DATASET RECORDS:

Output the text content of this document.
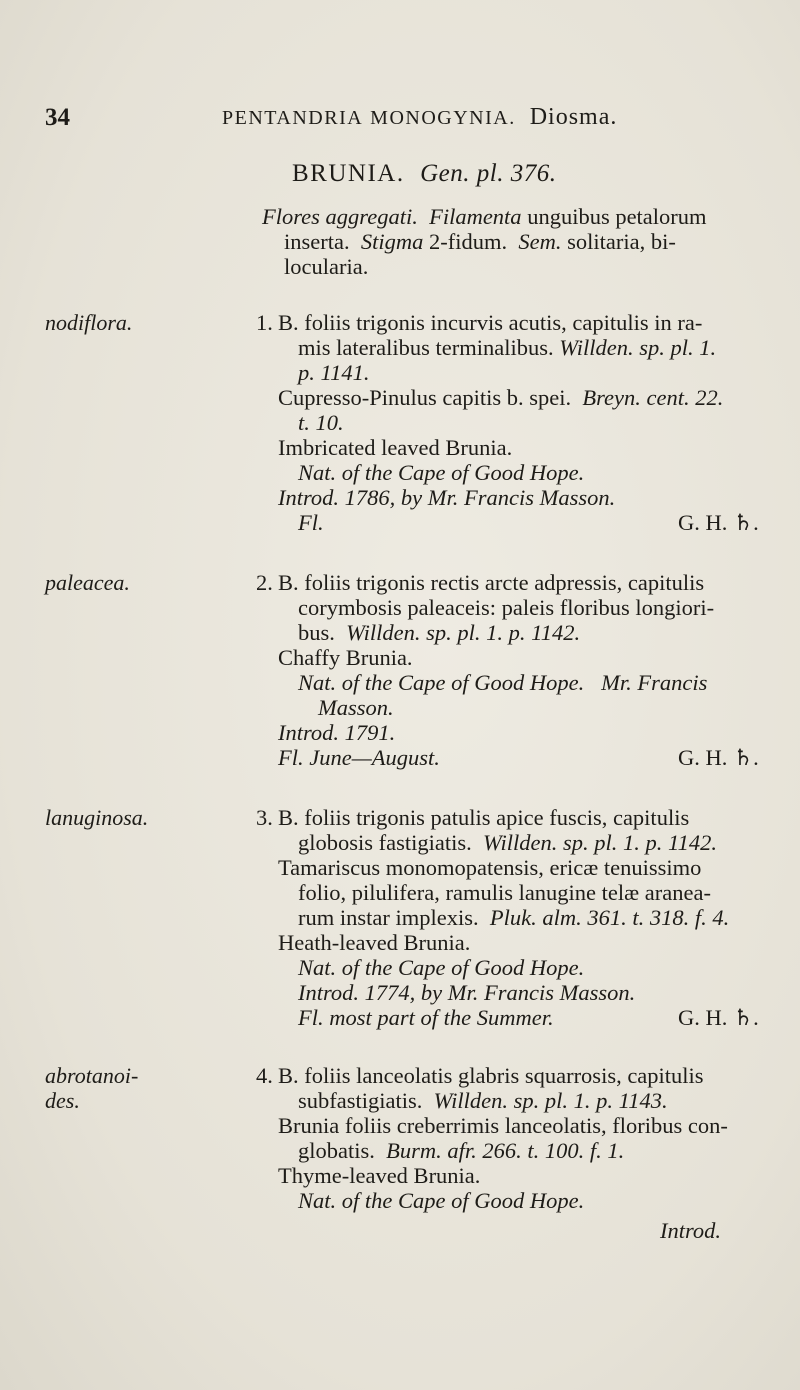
34	PENTANDRIA MONOGYNIA. Diosma.
BRUNIA. Gen. pl. 376.
Flores aggregati. Filamenta unguibus petalorum
inserta. Stigma 2-fidum. Sem. solitaria, bi-
locularia.
nodiflora.	1. B. foliis trigonis incurvis acutis, capitulis in ra-
mis lateralibus terminalibus. Willden. sp. pl. 1.
p. 1141.
Cupresso-Pinulus capitis b. spei. Breyn. cent. 22.
t. 10.
Imbricated leaved Brunia.
Nat. of the Cape of Good Hope.
Introd. 1786, by Mr. Francis Masson.
Fl.	G. H. ♄.
paleacea.	2. B. foliis trigonis rectis arcte adpressis, capitulis
corymbosis paleaceis: paleis floribus longiori-
bus. Willden. sp. pl. 1. p. 1142.
Chaffy Brunia.
Nat. of the Cape of Good Hope. Mr. Francis
Masson.
Introd. 1791.
Fl. June—August.	G. H. ♄.
lanuginosa.	3. B. foliis trigonis patulis apice fuscis, capitulis
globosis fastigiatis. Willden. sp. pl. 1. p. 1142.
Tamariscus monomopatensis, ericæ tenuissimo
folio, pilulifera, ramulis lanugine telæ aranea-
rum instar implexis. Pluk. alm. 361. t. 318. f. 4.
Heath-leaved Brunia.
Nat. of the Cape of Good Hope.
Introd. 1774, by Mr. Francis Masson.
Fl. most part of the Summer.	G. H. ♄.
abrotanoi-
des.
4. B. foliis lanceolatis glabris squarrosis, capitulis
subfastigiatis. Willden. sp. pl. 1. p. 1143.
Brunia foliis creberrimis lanceolatis, floribus con-
globatis. Burm. afr. 266. t. 100. f. 1.
Thyme-leaved Brunia.
Nat. of the Cape of Good Hope.
Introd.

THE EXERCISE: Write the records above out again exactly, with no pictures in your copy.

WRITTEN RESPONSE:
Output the text content of this document.
34	PENTANDRIA MONOGYNIA. Diosma.
BRUNIA. Gen. pl. 376.
Flores aggregati. Filamenta unguibus petalorum
inserta. Stigma 2-fidum. Sem. solitaria, bi-
locularia.
nodiflora.	1. B. foliis trigonis incurvis acutis, capitulis in ra-
mis lateralibus terminalibus. Willden. sp. pl. 1.
p. 1141.
Cupresso-Pinulus capitis b. spei. Breyn. cent. 22.
t. 10.
Imbricated leaved Brunia.
Nat. of the Cape of Good Hope.
Introd. 1786, by Mr. Francis Masson.
Fl.	G. H. ♄.
paleacea.	2. B. foliis trigonis rectis arcte adpressis, capitulis
corymbosis paleaceis: paleis floribus longiori-
bus. Willden. sp. pl. 1. p. 1142.
Chaffy Brunia.
Nat. of the Cape of Good Hope. Mr. Francis
Masson.
Introd. 1791.
Fl. June—August.	G. H. ♄.
lanuginosa.	3. B. foliis trigonis patulis apice fuscis, capitulis
globosis fastigiatis. Willden. sp. pl. 1. p. 1142.
Tamariscus monomopatensis, ericæ tenuissimo
folio, pilulifera, ramulis lanugine telæ aranea-
rum instar implexis. Pluk. alm. 361. t. 318. f. 4.
Heath-leaved Brunia.
Nat. of the Cape of Good Hope.
Introd. 1774, by Mr. Francis Masson.
Fl. most part of the Summer.	G. H. ♄.
abrotanoi-
des.
4. B. foliis lanceolatis glabris squarrosis, capitulis
subfastigiatis. Willden. sp. pl. 1. p. 1143.
Brunia foliis creberrimis lanceolatis, floribus con-
globatis. Burm. afr. 266. t. 100. f. 1.
Thyme-leaved Brunia.
Nat. of the Cape of Good Hope.
Introd.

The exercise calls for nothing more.